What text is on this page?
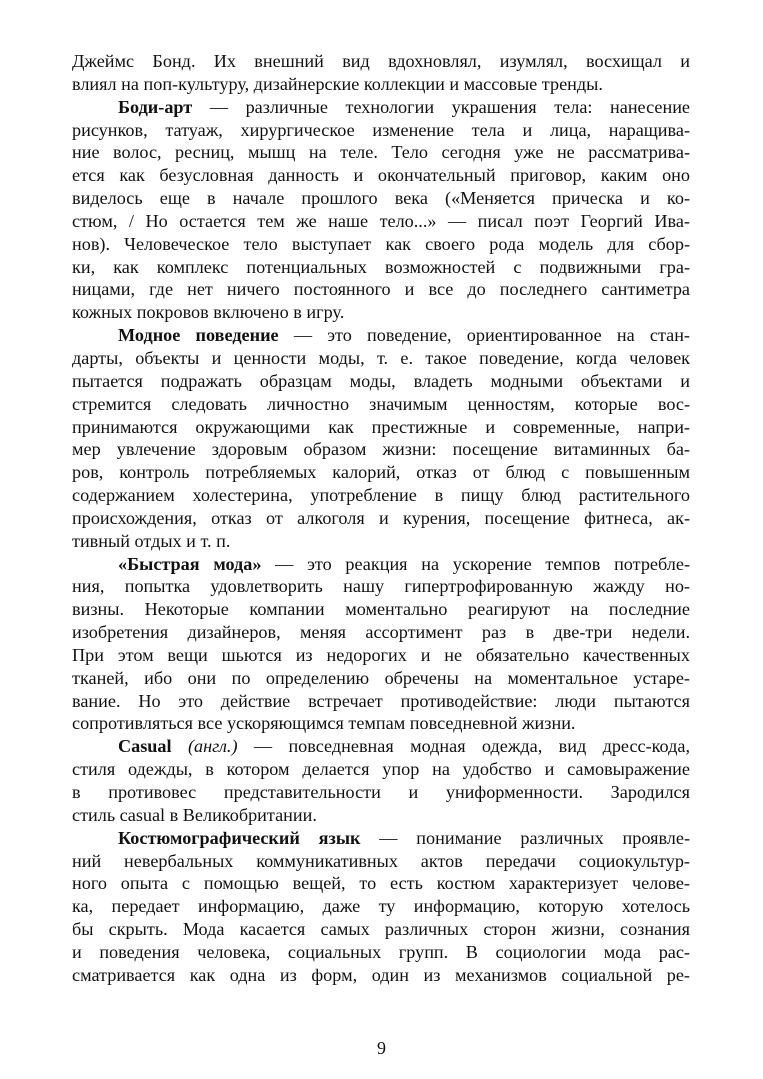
Джеймс Бонд. Их внешний вид вдохновлял, изумлял, восхищал и
влиял на поп-культуру, дизайнерские коллекции и массовые тренды.
Боди-арт — различные технологии украшения тела: нанесение
рисунков, татуаж, хирургическое изменение тела и лица, наращива-
ние волос, ресниц, мышц на теле. Тело сегодня уже не рассматрива-
ется как безусловная данность и окончательный приговор, каким оно
виделось еще в начале прошлого века («Меняется прическа и ко-
стюм, / Но остается тем же наше тело...» — писал поэт Георгий Ива-
нов). Человеческое тело выступает как своего рода модель для сбор-
ки, как комплекс потенциальных возможностей с подвижными гра-
ницами, где нет ничего постоянного и все до последнего сантиметра
кожных покровов включено в игру.
Модное поведение — это поведение, ориентированное на стан-
дарты, объекты и ценности моды, т. е. такое поведение, когда человек
пытается подражать образцам моды, владеть модными объектами и
стремится следовать личностно значимым ценностям, которые вос-
принимаются окружающими как престижные и современные, напри-
мер увлечение здоровым образом жизни: посещение витаминных ба-
ров, контроль потребляемых калорий, отказ от блюд с повышенным
содержанием холестерина, употребление в пищу блюд растительного
происхождения, отказ от алкоголя и курения, посещение фитнеса, ак-
тивный отдых и т. п.
«Быстрая мода» — это реакция на ускорение темпов потребле-
ния, попытка удовлетворить нашу гипертрофированную жажду но-
визны. Некоторые компании моментально реагируют на последние
изобретения дизайнеров, меняя ассортимент раз в две-три недели.
При этом вещи шьются из недорогих и не обязательно качественных
тканей, ибо они по определению обречены на моментальное устаре-
вание. Но это действие встречает противодействие: люди пытаются
сопротивляться все ускоряющимся темпам повседневной жизни.
Casual (англ.) — повседневная модная одежда, вид дресс-кода,
стиля одежды, в котором делается упор на удобство и самовыражение
в противовес представительности и униформенности. Зародился
стиль casual в Великобритании.
Костюмографический язык — понимание различных проявле-
ний невербальных коммуникативных актов передачи социокультур-
ного опыта с помощью вещей, то есть костюм характеризует челове-
ка, передает информацию, даже ту информацию, которую хотелось
бы скрыть. Мода касается самых различных сторон жизни, сознания
и поведения человека, социальных групп. В социологии мода рас-
сматривается как одна из форм, один из механизмов социальной ре-
9
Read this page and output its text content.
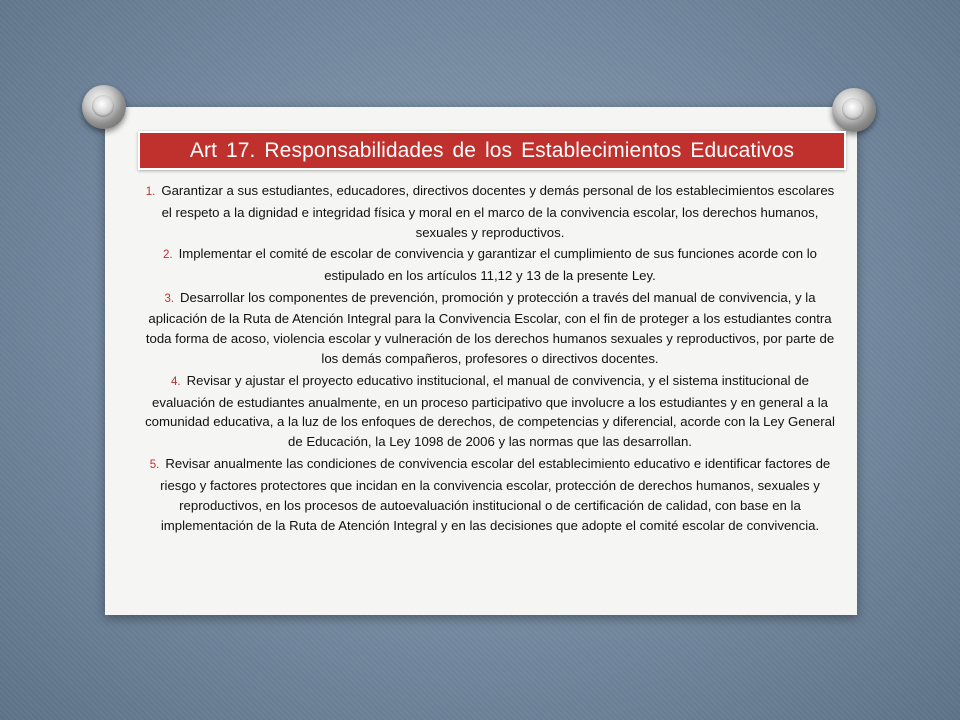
Art 17. Responsabilidades de los Establecimientos Educativos
1. Garantizar a sus estudiantes, educadores, directivos docentes y demás personal de los establecimientos escolares el respeto a la dignidad e integridad física y moral en el marco de la convivencia escolar, los derechos humanos, sexuales y reproductivos.
2. Implementar el comité de escolar de convivencia y garantizar el cumplimiento de sus funciones acorde con lo estipulado en los artículos 11,12 y 13 de la presente Ley.
3. Desarrollar los componentes de prevención, promoción y protección a través del manual de convivencia, y la aplicación de la Ruta de Atención Integral para la Convivencia Escolar, con el fin de proteger a los estudiantes contra toda forma de acoso, violencia escolar y vulneración de los derechos humanos sexuales y reproductivos, por parte de los demás compañeros, profesores o directivos docentes.
4. Revisar y ajustar el proyecto educativo institucional, el manual de convivencia, y el sistema institucional de evaluación de estudiantes anualmente, en un proceso participativo que involucre a los estudiantes y en general a la comunidad educativa, a la luz de los enfoques de derechos, de competencias y diferencial, acorde con la Ley General de Educación, la Ley 1098 de 2006 y las normas que las desarrollan.
5. Revisar anualmente las condiciones de convivencia escolar del establecimiento educativo e identificar factores de riesgo y factores protectores que incidan en la convivencia escolar, protección de derechos humanos, sexuales y reproductivos, en los procesos de autoevaluación institucional o de certificación de calidad, con base en la implementación de la Ruta de Atención Integral y en las decisiones que adopte el comité escolar de convivencia.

++++

Tally how many lines of the data include the word "anualmente". Write the number and nothing else.

▶ EXERCISE OUTPUT
2